» Aim:
Your task is to repeat the entries underneath exactly, minus the pictures.

» Data shown:
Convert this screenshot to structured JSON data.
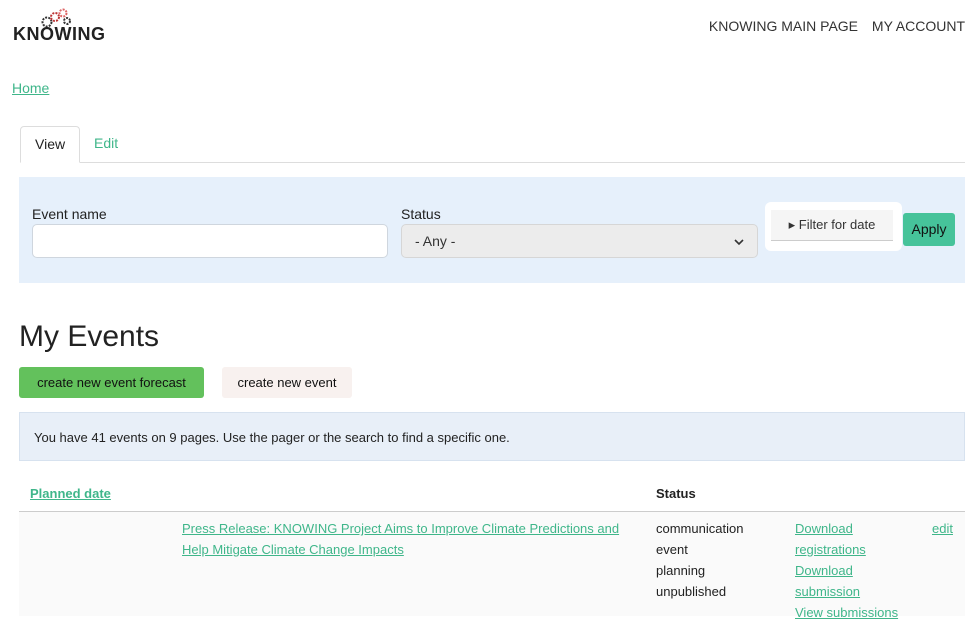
{
  "header": {
    "logo_text": "KNOWING",
    "nav": [
      "KNOWING MAIN PAGE",
      "MY ACCOUNT"
    ]
  },
  "breadcrumb": {
    "home": "Home"
  },
  "tabs": [
    {
      "label": "View",
      "active": true
    },
    {
      "label": "Edit",
      "active": false
    }
  ],
  "filters": {
    "event_name_label": "Event name",
    "event_name_value": "",
    "status_label": "Status",
    "status_selected": "- Any -",
    "date_filter_label": "▸ Filter for date",
    "apply_label": "Apply"
  },
  "page_title": "My Events",
  "buttons": {
    "forecast": "create new event forecast",
    "new_event": "create new event"
  },
  "info_message": "You have 41 events on 9 pages. Use the pager or the search to find a specific one.",
  "table": {
    "columns": {
      "planned_date": "Planned date",
      "status": "Status"
    },
    "rows": [
      {
        "title": "Press Release: KNOWING Project Aims to Improve Climate Predictions and Help Mitigate Climate Change Impacts",
        "status": [
          "communication",
          "event",
          "planning",
          "unpublished"
        ],
        "actions": [
          "Download registrations",
          "Download submission",
          "View submissions"
        ],
        "edit": "edit"
      }
    ]
  },
  "colors": {
    "accent": "#3fb68a",
    "filter_bg": "#e6f0fb",
    "forecast_btn": "#63c15c",
    "apply_btn": "#46c39a"
  }
}
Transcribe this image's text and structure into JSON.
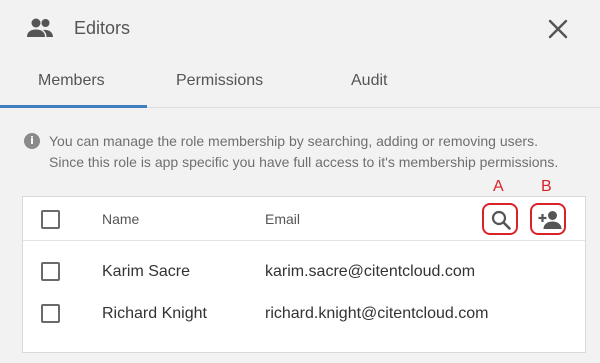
{
  "dialog": {
    "title": "Editors",
    "title_icon": "people-icon",
    "close_icon": "close-icon"
  },
  "tabs": [
    {
      "label": "Members",
      "active": true
    },
    {
      "label": "Permissions",
      "active": false
    },
    {
      "label": "Audit",
      "active": false
    }
  ],
  "info": {
    "icon": "info-icon",
    "line1": "You can manage the role membership by searching, adding or removing users.",
    "line2": "Since this role is app specific you have full access to it's membership permissions."
  },
  "callouts": {
    "a": "A",
    "b": "B"
  },
  "table": {
    "columns": [
      "Name",
      "Email"
    ],
    "actions": [
      {
        "icon": "search-icon",
        "callout": "A"
      },
      {
        "icon": "add-person-icon",
        "callout": "B"
      }
    ],
    "rows": [
      {
        "name": "Karim Sacre",
        "email": "karim.sacre@citentcloud.com",
        "checked": false
      },
      {
        "name": "Richard Knight",
        "email": "richard.knight@citentcloud.com",
        "checked": false
      }
    ]
  },
  "colors": {
    "accent": "#3f7fbf",
    "callout": "#d9232a",
    "background": "#f2f2f2"
  }
}
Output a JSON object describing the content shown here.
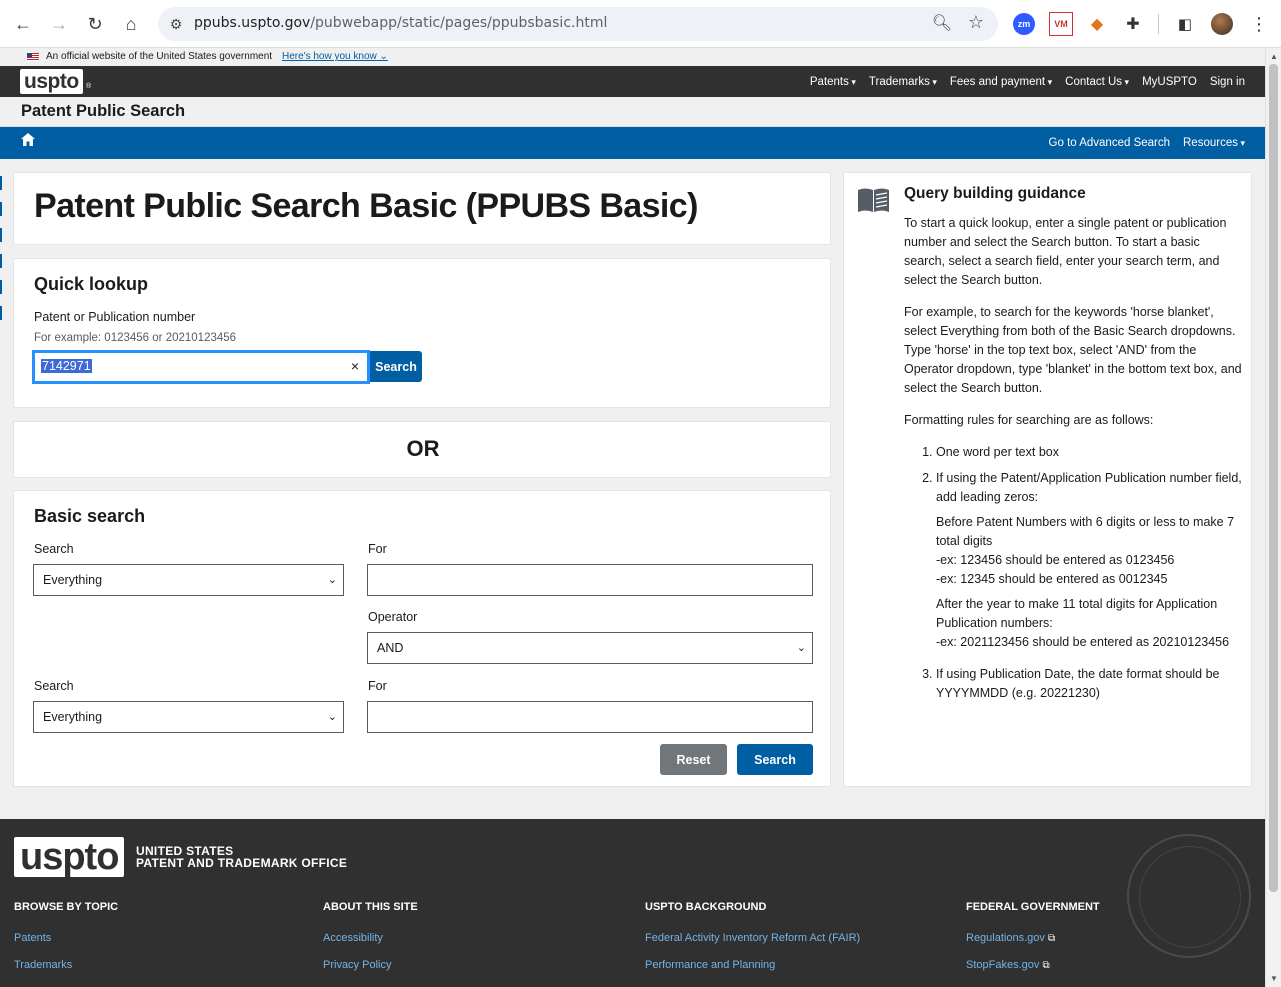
{
  "browser": {
    "url_host": "ppubs.uspto.gov",
    "url_path": "/pubwebapp/static/pages/ppubsbasic.html",
    "extensions": [
      "zm",
      "VM"
    ]
  },
  "gov_banner": {
    "text": "An official website of the United States government",
    "link": "Here's how you know"
  },
  "header": {
    "logo": "uspto",
    "logo_reg": "®",
    "nav": [
      "Patents",
      "Trademarks",
      "Fees and payment",
      "Contact Us",
      "MyUSPTO",
      "Sign in"
    ]
  },
  "subheader": {
    "title": "Patent Public Search"
  },
  "bluebar": {
    "advanced": "Go to Advanced Search",
    "resources": "Resources"
  },
  "page_title": "Patent Public Search Basic (PPUBS Basic)",
  "quick_lookup": {
    "title": "Quick lookup",
    "label": "Patent or Publication number",
    "hint": "For example: 0123456 or 20210123456",
    "value": "7142971",
    "clear": "×",
    "button": "Search"
  },
  "or_text": "OR",
  "basic_search": {
    "title": "Basic search",
    "search_label": "Search",
    "for_label": "For",
    "search1_value": "Everything",
    "operator_label": "Operator",
    "operator_value": "AND",
    "search2_value": "Everything",
    "reset": "Reset",
    "submit": "Search"
  },
  "guidance": {
    "title": "Query building guidance",
    "p1": "To start a quick lookup, enter a single patent or publication number and select the Search button. To start a basic search, select a search field, enter your search term, and select the Search button.",
    "p2": "For example, to search for the keywords 'horse blanket', select Everything from both of the Basic Search dropdowns. Type 'horse' in the top text box, select 'AND' from the Operator dropdown, type 'blanket' in the bottom text box, and select the Search button.",
    "p3": "Formatting rules for searching are as follows:",
    "rule1": "One word per text box",
    "rule2": "If using the Patent/Application Publication number field, add leading zeros:",
    "rule2_a_title": "Before Patent Numbers with 6 digits or less to make 7 total digits",
    "rule2_a_ex1": "-ex: 123456 should be entered as 0123456",
    "rule2_a_ex2": "-ex: 12345 should be entered as 0012345",
    "rule2_b_title": "After the year to make 11 total digits for Application Publication numbers:",
    "rule2_b_ex1": "-ex: 2021123456 should be entered as 20210123456",
    "rule3": "If using Publication Date, the date format should be YYYYMMDD (e.g. 20221230)"
  },
  "footer": {
    "logo": "uspto",
    "org_line1": "UNITED STATES",
    "org_line2": "PATENT AND TRADEMARK OFFICE",
    "columns": [
      {
        "heading": "BROWSE BY TOPIC",
        "links": [
          "Patents",
          "Trademarks"
        ]
      },
      {
        "heading": "ABOUT THIS SITE",
        "links": [
          "Accessibility",
          "Privacy Policy"
        ]
      },
      {
        "heading": "USPTO BACKGROUND",
        "links": [
          "Federal Activity Inventory Reform Act (FAIR)",
          "Performance and Planning"
        ]
      },
      {
        "heading": "FEDERAL GOVERNMENT",
        "links": [
          "Regulations.gov",
          "StopFakes.gov"
        ]
      }
    ]
  },
  "colors": {
    "primary": "#005ea2",
    "header": "#303030",
    "focus": "#2491ff",
    "reset": "#71767a",
    "footer_link": "#73b3e7"
  }
}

» Worked answer:
Convert this screenshot to structured JSON data.
{
  "header": {
    "logo_text": "KNOWING",
    "nav": [
      "KNOWING MAIN PAGE",
      "MY ACCOUNT"
    ]
  },
  "breadcrumb": {
    "home": "Home"
  },
  "tabs": [
    {
      "label": "View",
      "active": true
    },
    {
      "label": "Edit",
      "active": false
    }
  ],
  "filters": {
    "event_name_label": "Event name",
    "event_name_value": "",
    "status_label": "Status",
    "status_selected": "- Any -",
    "date_filter_label": "▸ Filter for date",
    "apply_label": "Apply"
  },
  "page_title": "My Events",
  "buttons": {
    "forecast": "create new event forecast",
    "new_event": "create new event"
  },
  "info_message": "You have 41 events on 9 pages. Use the pager or the search to find a specific one.",
  "table": {
    "columns": {
      "planned_date": "Planned date",
      "status": "Status"
    },
    "rows": [
      {
        "title": "Press Release: KNOWING Project Aims to Improve Climate Predictions and Help Mitigate Climate Change Impacts",
        "status": [
          "communication",
          "event",
          "planning",
          "unpublished"
        ],
        "actions": [
          "Download registrations",
          "Download submission",
          "View submissions"
        ],
        "edit": "edit"
      }
    ]
  },
  "colors": {
    "accent": "#3fb68a",
    "filter_bg": "#e6f0fb",
    "forecast_btn": "#63c15c",
    "apply_btn": "#46c39a"
  }
}
Transcribe this image's text and structure into JSON.
{
  "dialog": {
    "title": "Editors",
    "title_icon": "people-icon",
    "close_icon": "close-icon"
  },
  "tabs": [
    {
      "label": "Members",
      "active": true
    },
    {
      "label": "Permissions",
      "active": false
    },
    {
      "label": "Audit",
      "active": false
    }
  ],
  "info": {
    "icon": "info-icon",
    "line1": "You can manage the role membership by searching, adding or removing users.",
    "line2": "Since this role is app specific you have full access to it's membership permissions."
  },
  "callouts": {
    "a": "A",
    "b": "B"
  },
  "table": {
    "columns": [
      "Name",
      "Email"
    ],
    "actions": [
      {
        "icon": "search-icon",
        "callout": "A"
      },
      {
        "icon": "add-person-icon",
        "callout": "B"
      }
    ],
    "rows": [
      {
        "name": "Karim Sacre",
        "email": "karim.sacre@citentcloud.com",
        "checked": false
      },
      {
        "name": "Richard Knight",
        "email": "richard.knight@citentcloud.com",
        "checked": false
      }
    ]
  },
  "colors": {
    "accent": "#3f7fbf",
    "callout": "#d9232a",
    "background": "#f2f2f2"
  }
}
Output a JSON object describing the content shown here.
{
  "browser": {
    "url_host": "ppubs.uspto.gov",
    "url_path": "/pubwebapp/static/pages/ppubsbasic.html",
    "extensions": [
      "zm",
      "VM"
    ]
  },
  "gov_banner": {
    "text": "An official website of the United States government",
    "link": "Here's how you know"
  },
  "header": {
    "logo": "uspto",
    "logo_reg": "®",
    "nav": [
      "Patents",
      "Trademarks",
      "Fees and payment",
      "Contact Us",
      "MyUSPTO",
      "Sign in"
    ]
  },
  "subheader": {
    "title": "Patent Public Search"
  },
  "bluebar": {
    "advanced": "Go to Advanced Search",
    "resources": "Resources"
  },
  "page_title": "Patent Public Search Basic (PPUBS Basic)",
  "quick_lookup": {
    "title": "Quick lookup",
    "label": "Patent or Publication number",
    "hint": "For example: 0123456 or 20210123456",
    "value": "7142971",
    "clear": "×",
    "button": "Search"
  },
  "or_text": "OR",
  "basic_search": {
    "title": "Basic search",
    "search_label": "Search",
    "for_label": "For",
    "search1_value": "Everything",
    "operator_label": "Operator",
    "operator_value": "AND",
    "search2_value": "Everything",
    "reset": "Reset",
    "submit": "Search"
  },
  "guidance": {
    "title": "Query building guidance",
    "p1": "To start a quick lookup, enter a single patent or publication number and select the Search button. To start a basic search, select a search field, enter your search term, and select the Search button.",
    "p2": "For example, to search for the keywords 'horse blanket', select Everything from both of the Basic Search dropdowns. Type 'horse' in the top text box, select 'AND' from the Operator dropdown, type 'blanket' in the bottom text box, and select the Search button.",
    "p3": "Formatting rules for searching are as follows:",
    "rule1": "One word per text box",
    "rule2": "If using the Patent/Application Publication number field, add leading zeros:",
    "rule2_a_title": "Before Patent Numbers with 6 digits or less to make 7 total digits",
    "rule2_a_ex1": "-ex: 123456 should be entered as 0123456",
    "rule2_a_ex2": "-ex: 12345 should be entered as 0012345",
    "rule2_b_title": "After the year to make 11 total digits for Application Publication numbers:",
    "rule2_b_ex1": "-ex: 2021123456 should be entered as 20210123456",
    "rule3": "If using Publication Date, the date format should be YYYYMMDD (e.g. 20221230)"
  },
  "footer": {
    "logo": "uspto",
    "org_line1": "UNITED STATES",
    "org_line2": "PATENT AND TRADEMARK OFFICE",
    "columns": [
      {
        "heading": "BROWSE BY TOPIC",
        "links": [
          "Patents",
          "Trademarks"
        ]
      },
      {
        "heading": "ABOUT THIS SITE",
        "links": [
          "Accessibility",
          "Privacy Policy"
        ]
      },
      {
        "heading": "USPTO BACKGROUND",
        "links": [
          "Federal Activity Inventory Reform Act (FAIR)",
          "Performance and Planning"
        ]
      },
      {
        "heading": "FEDERAL GOVERNMENT",
        "links": [
          "Regulations.gov",
          "StopFakes.gov"
        ]
      }
    ]
  },
  "colors": {
    "primary": "#005ea2",
    "header": "#303030",
    "focus": "#2491ff",
    "reset": "#71767a",
    "footer_link": "#73b3e7"
  }
}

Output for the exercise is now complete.